Stored records

******

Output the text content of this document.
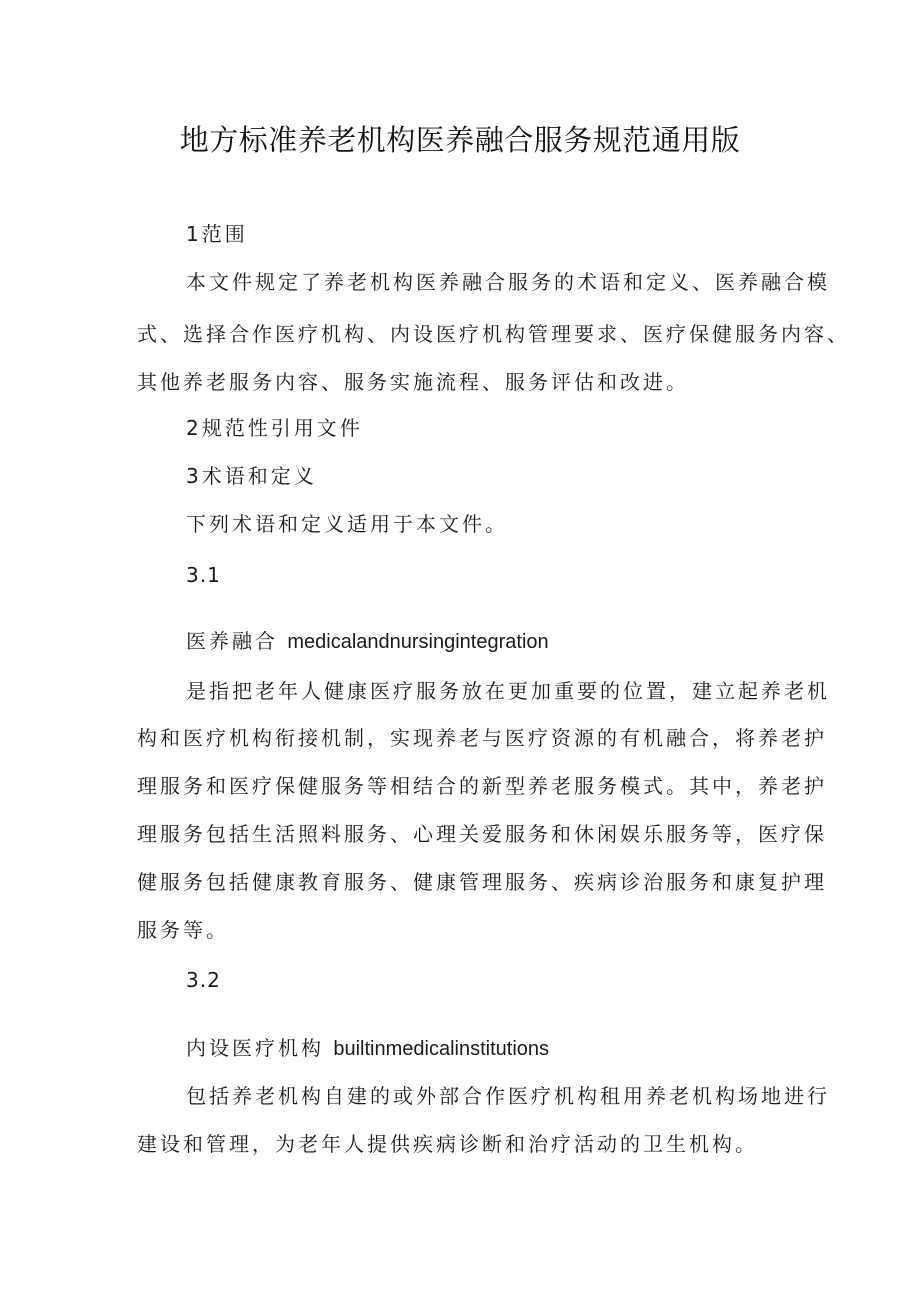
地方标准养老机构医养融合服务规范通用版
1范围
本文件规定了养老机构医养融合服务的术语和定义、医养融合模
式、选择合作医疗机构、内设医疗机构管理要求、医疗保健服务内容、
其他养老服务内容、服务实施流程、服务评估和改进。
2规范性引用文件
3术语和定义
下列术语和定义适用于本文件。
3.1
医养融合 medicalandnursingintegration
是指把老年人健康医疗服务放在更加重要的位置，建立起养老机
构和医疗机构衔接机制，实现养老与医疗资源的有机融合，将养老护
理服务和医疗保健服务等相结合的新型养老服务模式。其中，养老护
理服务包括生活照料服务、心理关爱服务和休闲娱乐服务等，医疗保
健服务包括健康教育服务、健康管理服务、疾病诊治服务和康复护理
服务等。
3.2
内设医疗机构 builtinmedicalinstitutions
包括养老机构自建的或外部合作医疗机构租用养老机构场地进行
建设和管理，为老年人提供疾病诊断和治疗活动的卫生机构。
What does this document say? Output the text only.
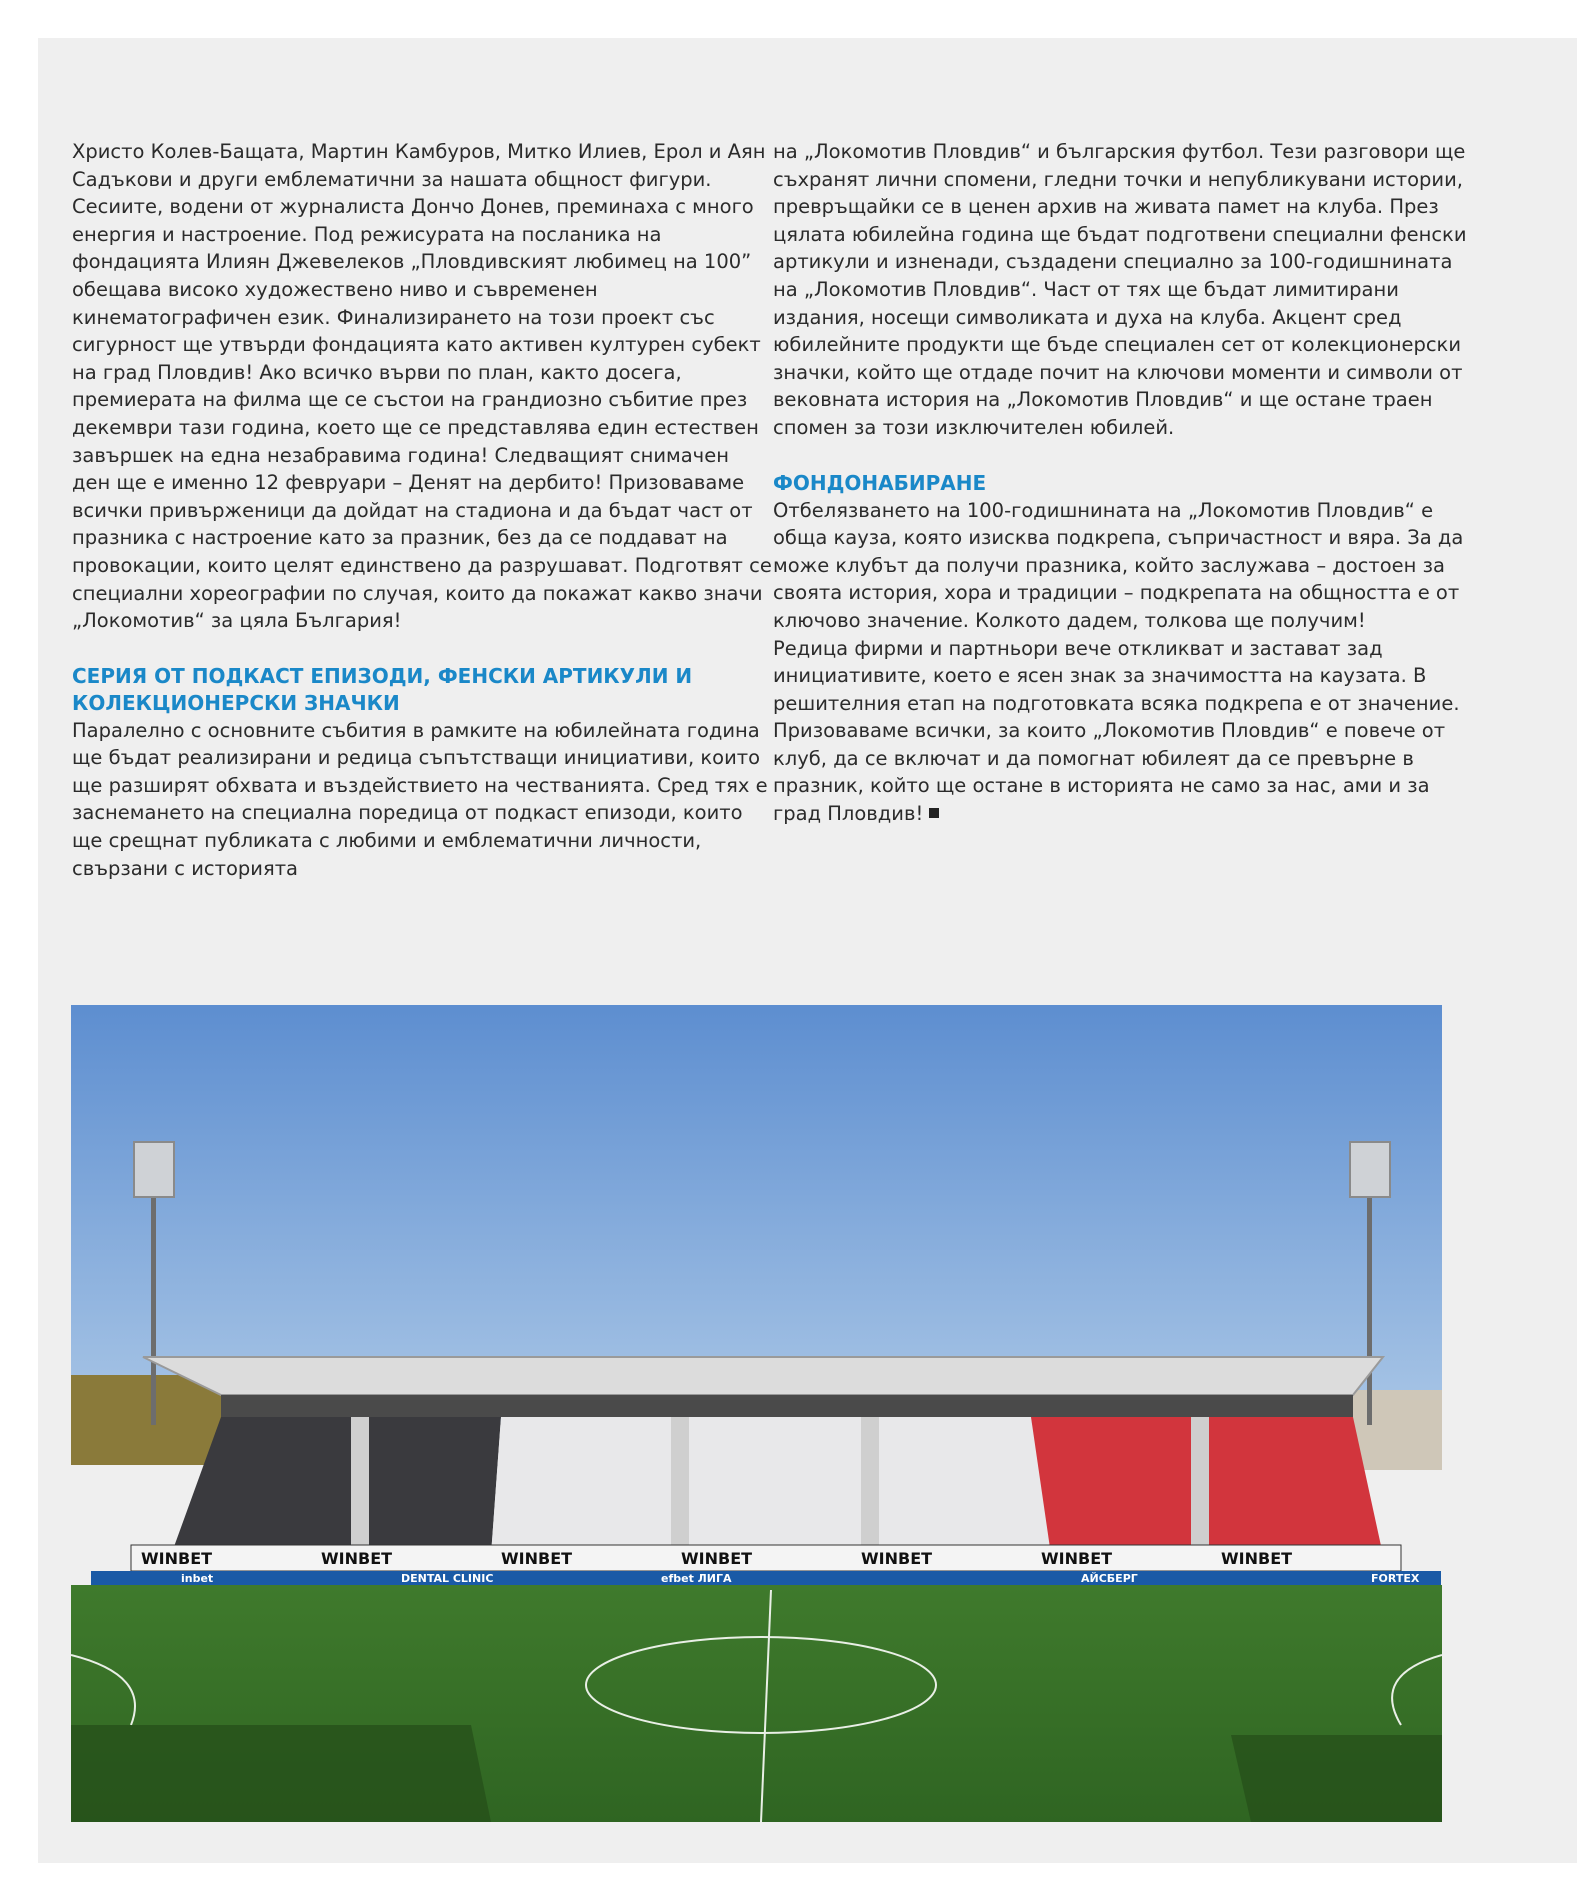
Христо Колев-Бащата, Мартин Камбуров, Митко Илиев, Ерол и Аян Садъкови и други емблематични за нашата общност фигури. Сесиите, водени от журналиста Дончо Донев, преминаха с много енергия и настроение. Под режисурата на посланика на фондацията Илиян Джевелеков „Пловдивският любимец на 100” обещава високо художествено ниво и съвременен кинематографичен език. Финализирането на този проект със сигурност ще утвърди фондацията като активен културен субект на град Пловдив! Ако всичко върви по план, както досега, премиерата на филма ще се състои на грандиозно събитие през декември тази година, което ще се представлява един естествен завършек на една незабравима година! Следващият снимачен ден ще е именно 12 февруари – Денят на дербито! Призоваваме всички привърженици да дойдат на стадиона и да бъдат част от празника с настроение като за празник, без да се поддават на провокации, които целят единствено да разрушават. Подготвят се специални хореографии по случая, които да покажат какво значи „Локомотив“ за цяла България!

СЕРИЯ ОТ ПОДКАСТ ЕПИЗОДИ, ФЕНСКИ АРТИКУЛИ И КОЛЕКЦИОНЕРСКИ ЗНАЧКИ

Паралелно с основните събития в рамките на юбилейната година ще бъдат реализирани и редица съпътстващи инициативи, които ще разширят обхвата и въздействието на честванията. Сред тях е заснемането на специална поредица от подкаст епизоди, които ще срещнат публиката с любими и емблематични личности, свързани с историята

на „Локомотив Пловдив“ и българския футбол. Тези разговори ще съхранят лични спомени, гледни точки и непубликувани истории, превръщайки се в ценен архив на живата памет на клуба. През цялата юбилейна година ще бъдат подготвени специални фенски артикули и изненади, създадени специално за 100-годишнината на „Локомотив Пловдив“. Част от тях ще бъдат лимитирани издания, носещи символиката и духа на клуба. Акцент сред юбилейните продукти ще бъде специален сет от колекционерски значки, който ще отдаде почит на ключови моменти и символи от вековната история на „Локомотив Пловдив“ и ще остане траен спомен за този изключителен юбилей.

ФОНДОНАБИРАНЕ

Отбелязването на 100-годишнината на „Локомотив Пловдив“ е обща кауза, която изисква подкрепа, съпричастност и вяра. За да може клубът да получи празника, който заслужава – достоен за своята история, хора и традиции – подкрепата на общността е от ключово значение. Колкото дадем, толкова ще получим!

Редица фирми и партньори вече откликват и застават зад инициативите, което е ясен знак за значимостта на каузата. В решителния етап на подготовката всяка подкрепа е от значение.

Призоваваме всички, за които „Локомотив Пловдив“ е повече от клуб, да се включат и да помогнат юбилеят да се превърне в празник, който ще остане в историята не само за нас, ами и за град Пловдив!

WINBET	WINBET	WINBET	WINBET	WINBET	WINBET	WINBET
inbet	efbet ЛИГА
DENTAL CLINIC	FORTEX
АЙСБЕРГ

******

(WHAT NEEDS TO BE DONE)
Give only the number of lines in the data that hold the word "историята".

(TASK RESULT)
2